Materials provided:

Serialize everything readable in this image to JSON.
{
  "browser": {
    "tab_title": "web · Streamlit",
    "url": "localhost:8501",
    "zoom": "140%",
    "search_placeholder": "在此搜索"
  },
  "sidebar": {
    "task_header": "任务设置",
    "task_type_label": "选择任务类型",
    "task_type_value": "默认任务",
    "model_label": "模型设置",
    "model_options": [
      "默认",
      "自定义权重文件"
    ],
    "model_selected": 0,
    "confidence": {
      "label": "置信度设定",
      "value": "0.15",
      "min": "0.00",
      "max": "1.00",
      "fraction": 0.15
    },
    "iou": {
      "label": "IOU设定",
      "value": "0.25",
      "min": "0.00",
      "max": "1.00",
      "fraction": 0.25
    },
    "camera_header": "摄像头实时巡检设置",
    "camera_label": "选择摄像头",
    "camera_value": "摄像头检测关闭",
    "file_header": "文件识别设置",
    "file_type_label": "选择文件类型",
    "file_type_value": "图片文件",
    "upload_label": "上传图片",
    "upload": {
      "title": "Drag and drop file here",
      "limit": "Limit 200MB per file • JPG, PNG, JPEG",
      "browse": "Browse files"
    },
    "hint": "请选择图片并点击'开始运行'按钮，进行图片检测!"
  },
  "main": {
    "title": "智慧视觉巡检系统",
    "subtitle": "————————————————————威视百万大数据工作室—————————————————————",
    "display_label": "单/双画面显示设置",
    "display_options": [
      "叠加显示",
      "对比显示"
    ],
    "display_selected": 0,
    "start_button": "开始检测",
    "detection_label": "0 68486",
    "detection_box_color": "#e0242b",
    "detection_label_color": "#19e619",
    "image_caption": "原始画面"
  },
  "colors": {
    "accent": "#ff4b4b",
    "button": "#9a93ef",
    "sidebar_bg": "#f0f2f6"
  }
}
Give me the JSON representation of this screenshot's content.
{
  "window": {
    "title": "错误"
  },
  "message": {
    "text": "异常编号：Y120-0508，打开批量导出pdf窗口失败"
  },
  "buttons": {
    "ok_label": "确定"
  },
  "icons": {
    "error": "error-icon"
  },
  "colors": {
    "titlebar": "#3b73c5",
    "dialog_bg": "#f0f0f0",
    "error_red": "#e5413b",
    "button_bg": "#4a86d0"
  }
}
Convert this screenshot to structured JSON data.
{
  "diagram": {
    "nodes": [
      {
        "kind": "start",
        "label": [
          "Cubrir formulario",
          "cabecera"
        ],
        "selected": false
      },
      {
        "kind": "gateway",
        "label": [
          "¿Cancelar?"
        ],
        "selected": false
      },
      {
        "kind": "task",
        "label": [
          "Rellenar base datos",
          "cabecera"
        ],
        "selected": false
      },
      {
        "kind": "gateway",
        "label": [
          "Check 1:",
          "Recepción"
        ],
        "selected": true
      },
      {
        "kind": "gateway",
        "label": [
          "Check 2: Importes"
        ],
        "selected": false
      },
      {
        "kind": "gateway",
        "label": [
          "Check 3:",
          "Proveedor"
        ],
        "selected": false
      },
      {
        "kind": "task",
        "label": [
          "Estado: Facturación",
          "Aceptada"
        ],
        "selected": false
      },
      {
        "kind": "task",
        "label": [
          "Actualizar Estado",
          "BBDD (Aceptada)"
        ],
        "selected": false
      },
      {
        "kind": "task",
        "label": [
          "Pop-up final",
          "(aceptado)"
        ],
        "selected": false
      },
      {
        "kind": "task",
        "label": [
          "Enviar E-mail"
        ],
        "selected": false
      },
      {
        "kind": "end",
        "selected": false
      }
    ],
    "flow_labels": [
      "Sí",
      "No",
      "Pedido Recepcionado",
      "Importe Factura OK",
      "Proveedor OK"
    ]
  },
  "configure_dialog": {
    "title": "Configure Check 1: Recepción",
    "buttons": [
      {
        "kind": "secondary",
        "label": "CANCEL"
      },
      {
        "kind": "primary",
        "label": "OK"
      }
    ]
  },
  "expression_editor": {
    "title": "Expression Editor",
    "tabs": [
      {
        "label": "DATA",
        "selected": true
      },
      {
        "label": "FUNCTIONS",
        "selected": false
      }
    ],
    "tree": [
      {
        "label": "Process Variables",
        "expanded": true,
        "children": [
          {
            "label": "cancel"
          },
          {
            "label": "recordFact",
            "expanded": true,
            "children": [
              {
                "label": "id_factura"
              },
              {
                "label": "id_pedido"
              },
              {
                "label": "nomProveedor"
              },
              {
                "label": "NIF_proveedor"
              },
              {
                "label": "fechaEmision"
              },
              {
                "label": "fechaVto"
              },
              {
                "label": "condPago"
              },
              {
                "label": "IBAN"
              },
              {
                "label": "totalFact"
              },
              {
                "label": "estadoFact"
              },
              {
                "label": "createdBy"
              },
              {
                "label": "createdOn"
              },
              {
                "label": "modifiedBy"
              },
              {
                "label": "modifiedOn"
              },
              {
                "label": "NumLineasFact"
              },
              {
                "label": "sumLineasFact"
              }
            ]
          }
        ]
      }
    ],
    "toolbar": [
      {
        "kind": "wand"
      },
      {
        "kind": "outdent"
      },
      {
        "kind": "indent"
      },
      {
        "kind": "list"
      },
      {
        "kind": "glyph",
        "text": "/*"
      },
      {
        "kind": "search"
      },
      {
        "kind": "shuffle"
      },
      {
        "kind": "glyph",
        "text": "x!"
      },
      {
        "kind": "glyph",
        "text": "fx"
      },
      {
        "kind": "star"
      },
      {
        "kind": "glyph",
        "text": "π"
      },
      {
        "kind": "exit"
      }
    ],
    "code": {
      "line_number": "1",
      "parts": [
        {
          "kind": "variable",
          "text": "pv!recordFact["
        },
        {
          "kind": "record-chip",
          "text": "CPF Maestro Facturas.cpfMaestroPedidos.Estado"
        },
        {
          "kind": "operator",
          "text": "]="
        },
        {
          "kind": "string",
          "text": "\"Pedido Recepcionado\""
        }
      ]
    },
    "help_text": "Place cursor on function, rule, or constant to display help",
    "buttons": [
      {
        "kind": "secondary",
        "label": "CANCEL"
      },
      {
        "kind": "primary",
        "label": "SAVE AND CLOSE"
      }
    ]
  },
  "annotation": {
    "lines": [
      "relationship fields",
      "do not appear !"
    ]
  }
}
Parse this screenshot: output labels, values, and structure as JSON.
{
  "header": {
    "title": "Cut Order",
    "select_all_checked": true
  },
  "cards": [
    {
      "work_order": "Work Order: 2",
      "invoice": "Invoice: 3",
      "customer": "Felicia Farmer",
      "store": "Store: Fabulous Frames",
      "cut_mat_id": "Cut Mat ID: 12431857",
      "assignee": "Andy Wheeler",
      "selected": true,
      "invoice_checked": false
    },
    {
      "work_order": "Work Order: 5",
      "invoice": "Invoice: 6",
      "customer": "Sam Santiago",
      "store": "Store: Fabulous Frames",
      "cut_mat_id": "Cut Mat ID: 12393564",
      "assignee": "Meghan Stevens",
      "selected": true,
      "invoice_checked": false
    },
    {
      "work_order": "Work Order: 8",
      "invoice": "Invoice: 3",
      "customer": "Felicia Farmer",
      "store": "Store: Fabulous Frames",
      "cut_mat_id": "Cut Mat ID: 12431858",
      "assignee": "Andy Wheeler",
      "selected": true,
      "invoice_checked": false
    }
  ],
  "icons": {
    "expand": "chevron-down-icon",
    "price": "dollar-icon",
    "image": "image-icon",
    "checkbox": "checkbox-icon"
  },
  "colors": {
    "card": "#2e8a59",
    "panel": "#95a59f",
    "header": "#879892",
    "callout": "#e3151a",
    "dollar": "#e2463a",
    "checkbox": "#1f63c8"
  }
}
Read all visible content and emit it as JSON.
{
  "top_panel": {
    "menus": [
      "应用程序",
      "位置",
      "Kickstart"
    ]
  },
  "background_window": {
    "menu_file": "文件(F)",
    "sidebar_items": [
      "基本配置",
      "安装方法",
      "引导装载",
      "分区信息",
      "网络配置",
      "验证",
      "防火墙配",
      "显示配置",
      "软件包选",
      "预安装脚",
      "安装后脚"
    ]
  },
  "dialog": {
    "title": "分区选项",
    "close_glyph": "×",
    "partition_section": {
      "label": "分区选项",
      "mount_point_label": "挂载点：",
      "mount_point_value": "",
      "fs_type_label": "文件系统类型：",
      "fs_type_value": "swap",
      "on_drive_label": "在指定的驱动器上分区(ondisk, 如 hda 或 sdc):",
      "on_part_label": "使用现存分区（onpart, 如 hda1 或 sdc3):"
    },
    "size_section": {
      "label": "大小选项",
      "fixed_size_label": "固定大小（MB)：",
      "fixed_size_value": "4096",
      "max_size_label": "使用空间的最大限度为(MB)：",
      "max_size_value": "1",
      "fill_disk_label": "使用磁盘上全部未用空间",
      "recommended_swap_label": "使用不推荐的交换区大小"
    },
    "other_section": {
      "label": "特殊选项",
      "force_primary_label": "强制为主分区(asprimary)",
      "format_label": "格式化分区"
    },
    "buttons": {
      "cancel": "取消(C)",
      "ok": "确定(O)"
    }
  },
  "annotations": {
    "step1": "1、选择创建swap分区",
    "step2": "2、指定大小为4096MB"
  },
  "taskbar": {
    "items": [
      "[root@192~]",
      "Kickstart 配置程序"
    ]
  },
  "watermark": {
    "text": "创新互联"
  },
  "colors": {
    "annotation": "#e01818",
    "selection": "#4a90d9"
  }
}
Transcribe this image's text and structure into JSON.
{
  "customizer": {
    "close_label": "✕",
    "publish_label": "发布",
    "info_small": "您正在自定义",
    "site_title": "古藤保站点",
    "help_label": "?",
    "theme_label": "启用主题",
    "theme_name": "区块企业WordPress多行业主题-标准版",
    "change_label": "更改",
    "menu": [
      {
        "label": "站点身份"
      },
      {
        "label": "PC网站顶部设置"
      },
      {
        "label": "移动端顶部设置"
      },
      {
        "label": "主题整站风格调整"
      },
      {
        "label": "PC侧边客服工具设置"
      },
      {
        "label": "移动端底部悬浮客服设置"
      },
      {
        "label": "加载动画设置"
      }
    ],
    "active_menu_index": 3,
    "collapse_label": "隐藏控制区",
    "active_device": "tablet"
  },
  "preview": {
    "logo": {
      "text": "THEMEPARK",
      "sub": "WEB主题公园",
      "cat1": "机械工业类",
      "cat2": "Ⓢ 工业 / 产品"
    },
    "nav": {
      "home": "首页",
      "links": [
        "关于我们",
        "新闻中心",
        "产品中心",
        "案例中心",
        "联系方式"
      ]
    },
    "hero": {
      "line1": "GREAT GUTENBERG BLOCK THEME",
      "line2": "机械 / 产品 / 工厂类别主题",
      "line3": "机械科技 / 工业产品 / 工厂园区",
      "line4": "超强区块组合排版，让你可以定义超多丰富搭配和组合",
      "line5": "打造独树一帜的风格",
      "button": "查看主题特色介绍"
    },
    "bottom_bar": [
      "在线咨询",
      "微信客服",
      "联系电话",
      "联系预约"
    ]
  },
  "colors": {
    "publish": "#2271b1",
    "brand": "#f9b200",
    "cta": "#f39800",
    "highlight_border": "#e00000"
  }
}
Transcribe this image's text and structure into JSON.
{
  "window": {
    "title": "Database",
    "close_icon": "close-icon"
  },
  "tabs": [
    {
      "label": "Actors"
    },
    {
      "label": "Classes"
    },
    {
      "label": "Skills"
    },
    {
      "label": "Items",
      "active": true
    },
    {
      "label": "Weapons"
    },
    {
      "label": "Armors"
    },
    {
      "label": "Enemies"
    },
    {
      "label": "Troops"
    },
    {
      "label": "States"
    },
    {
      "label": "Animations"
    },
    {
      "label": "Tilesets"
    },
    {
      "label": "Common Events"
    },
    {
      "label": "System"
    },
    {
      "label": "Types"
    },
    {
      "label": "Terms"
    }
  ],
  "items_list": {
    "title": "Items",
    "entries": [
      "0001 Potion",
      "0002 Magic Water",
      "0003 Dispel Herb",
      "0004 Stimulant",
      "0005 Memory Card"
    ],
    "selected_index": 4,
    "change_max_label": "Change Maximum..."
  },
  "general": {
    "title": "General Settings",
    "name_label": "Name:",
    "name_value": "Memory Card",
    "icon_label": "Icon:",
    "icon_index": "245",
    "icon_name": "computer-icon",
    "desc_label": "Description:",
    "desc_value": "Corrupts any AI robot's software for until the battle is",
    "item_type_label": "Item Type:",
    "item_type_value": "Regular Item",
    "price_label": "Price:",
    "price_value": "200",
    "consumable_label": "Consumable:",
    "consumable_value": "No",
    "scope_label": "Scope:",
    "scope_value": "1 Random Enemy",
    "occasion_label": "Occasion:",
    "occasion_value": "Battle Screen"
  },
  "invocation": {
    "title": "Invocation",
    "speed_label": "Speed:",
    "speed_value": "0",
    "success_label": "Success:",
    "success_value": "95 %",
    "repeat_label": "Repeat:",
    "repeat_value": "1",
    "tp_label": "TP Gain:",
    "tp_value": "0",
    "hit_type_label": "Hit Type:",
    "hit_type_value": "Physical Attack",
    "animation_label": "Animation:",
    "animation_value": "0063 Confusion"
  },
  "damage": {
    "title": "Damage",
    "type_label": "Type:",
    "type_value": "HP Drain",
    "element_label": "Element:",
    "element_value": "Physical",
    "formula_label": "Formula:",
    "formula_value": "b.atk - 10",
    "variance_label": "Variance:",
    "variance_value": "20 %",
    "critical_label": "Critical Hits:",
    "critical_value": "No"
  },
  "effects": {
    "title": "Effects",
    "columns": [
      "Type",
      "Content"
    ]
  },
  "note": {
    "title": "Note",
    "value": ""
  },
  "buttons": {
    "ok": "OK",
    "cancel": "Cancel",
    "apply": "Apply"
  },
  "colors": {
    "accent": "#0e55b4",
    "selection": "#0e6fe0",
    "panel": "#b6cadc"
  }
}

What the task asks: Look through the data above. Copy every line with the string "recordFact" in it.

Problem solution:
            "label": "recordFact",
          "text": "pv!recordFact["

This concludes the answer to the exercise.